Transcribe the entries that follow exactly as they appear, minus pictures.

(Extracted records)
>> Begin

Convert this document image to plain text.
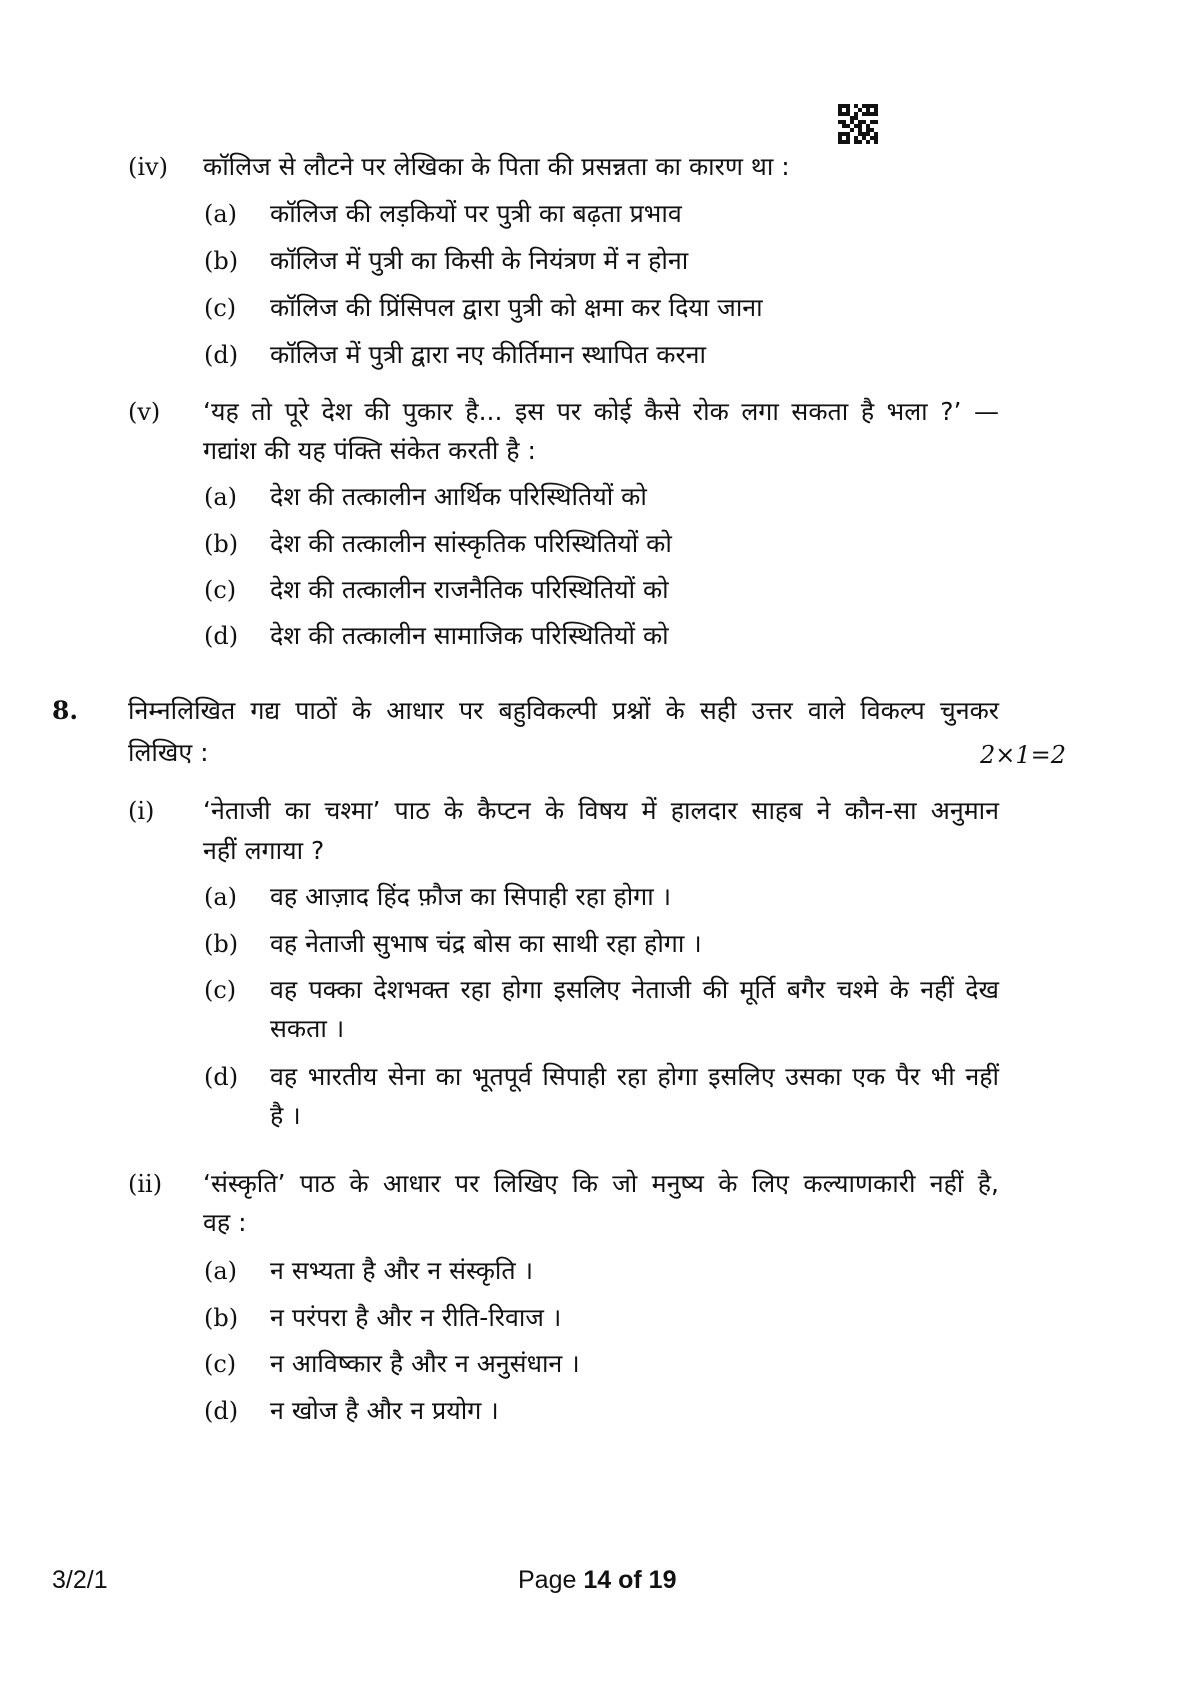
(iv) कॉलिज से लौटने पर लेखिका के पिता की प्रसन्नता का कारण था :
(a) कॉलिज की लड़कियों पर पुत्री का बढ़ता प्रभाव
(b) कॉलिज में पुत्री का किसी के नियंत्रण में न होना
(c) कॉलिज की प्रिंसिपल द्वारा पुत्री को क्षमा कर दिया जाना
(d) कॉलिज में पुत्री द्वारा नए कीर्तिमान स्थापित करना
(v) ‘यह तो पूरे देश की पुकार है... इस पर कोई कैसे रोक लगा सकता है भला ?’ —
गद्यांश की यह पंक्ति संकेत करती है :
(a) देश की तत्कालीन आर्थिक परिस्थितियों को
(b) देश की तत्कालीन सांस्कृतिक परिस्थितियों को
(c) देश की तत्कालीन राजनैतिक परिस्थितियों को
(d) देश की तत्कालीन सामाजिक परिस्थितियों को
8. निम्नलिखित गद्य पाठों के आधार पर बहुविकल्पी प्रश्नों के सही उत्तर वाले विकल्प चुनकर
लिखिए :	2×1=2
(i) ‘नेताजी का चश्मा’ पाठ के कैप्टन के विषय में हालदार साहब ने कौन-सा अनुमान
नहीं लगाया ?
(a) वह आज़ाद हिंद फ़ौज का सिपाही रहा होगा ।
(b) वह नेताजी सुभाष चंद्र बोस का साथी रहा होगा ।
(c) वह पक्का देशभक्त रहा होगा इसलिए नेताजी की मूर्ति बगैर चश्मे के नहीं देख
सकता ।
(d) वह भारतीय सेना का भूतपूर्व सिपाही रहा होगा इसलिए उसका एक पैर भी नहीं
है ।
(ii) ‘संस्कृति’ पाठ के आधार पर लिखिए कि जो मनुष्य के लिए कल्याणकारी नहीं है,
वह :
(a) न सभ्यता है और न संस्कृति ।
(b) न परंपरा है और न रीति-रिवाज ।
(c) न आविष्कार है और न अनुसंधान ।
(d) न खोज है और न प्रयोग ।
3/2/1	Page 14 of 19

>> End

Answer to this problem:
Convert this document image to plain text.
(iv) कॉलिज से लौटने पर लेखिका के पिता की प्रसन्नता का कारण था :
(a) कॉलिज की लड़कियों पर पुत्री का बढ़ता प्रभाव
(b) कॉलिज में पुत्री का किसी के नियंत्रण में न होना
(c) कॉलिज की प्रिंसिपल द्वारा पुत्री को क्षमा कर दिया जाना
(d) कॉलिज में पुत्री द्वारा नए कीर्तिमान स्थापित करना
(v) ‘यह तो पूरे देश की पुकार है... इस पर कोई कैसे रोक लगा सकता है भला ?’ —
गद्यांश की यह पंक्ति संकेत करती है :
(a) देश की तत्कालीन आर्थिक परिस्थितियों को
(b) देश की तत्कालीन सांस्कृतिक परिस्थितियों को
(c) देश की तत्कालीन राजनैतिक परिस्थितियों को
(d) देश की तत्कालीन सामाजिक परिस्थितियों को
8. निम्नलिखित गद्य पाठों के आधार पर बहुविकल्पी प्रश्नों के सही उत्तर वाले विकल्प चुनकर
लिखिए :	2×1=2
(i) ‘नेताजी का चश्मा’ पाठ के कैप्टन के विषय में हालदार साहब ने कौन-सा अनुमान
नहीं लगाया ?
(a) वह आज़ाद हिंद फ़ौज का सिपाही रहा होगा ।
(b) वह नेताजी सुभाष चंद्र बोस का साथी रहा होगा ।
(c) वह पक्का देशभक्त रहा होगा इसलिए नेताजी की मूर्ति बगैर चश्मे के नहीं देख
सकता ।
(d) वह भारतीय सेना का भूतपूर्व सिपाही रहा होगा इसलिए उसका एक पैर भी नहीं
है ।
(ii) ‘संस्कृति’ पाठ के आधार पर लिखिए कि जो मनुष्य के लिए कल्याणकारी नहीं है,
वह :
(a) न सभ्यता है और न संस्कृति ।
(b) न परंपरा है और न रीति-रिवाज ।
(c) न आविष्कार है और न अनुसंधान ।
(d) न खोज है और न प्रयोग ।
3/2/1	Page 14 of 19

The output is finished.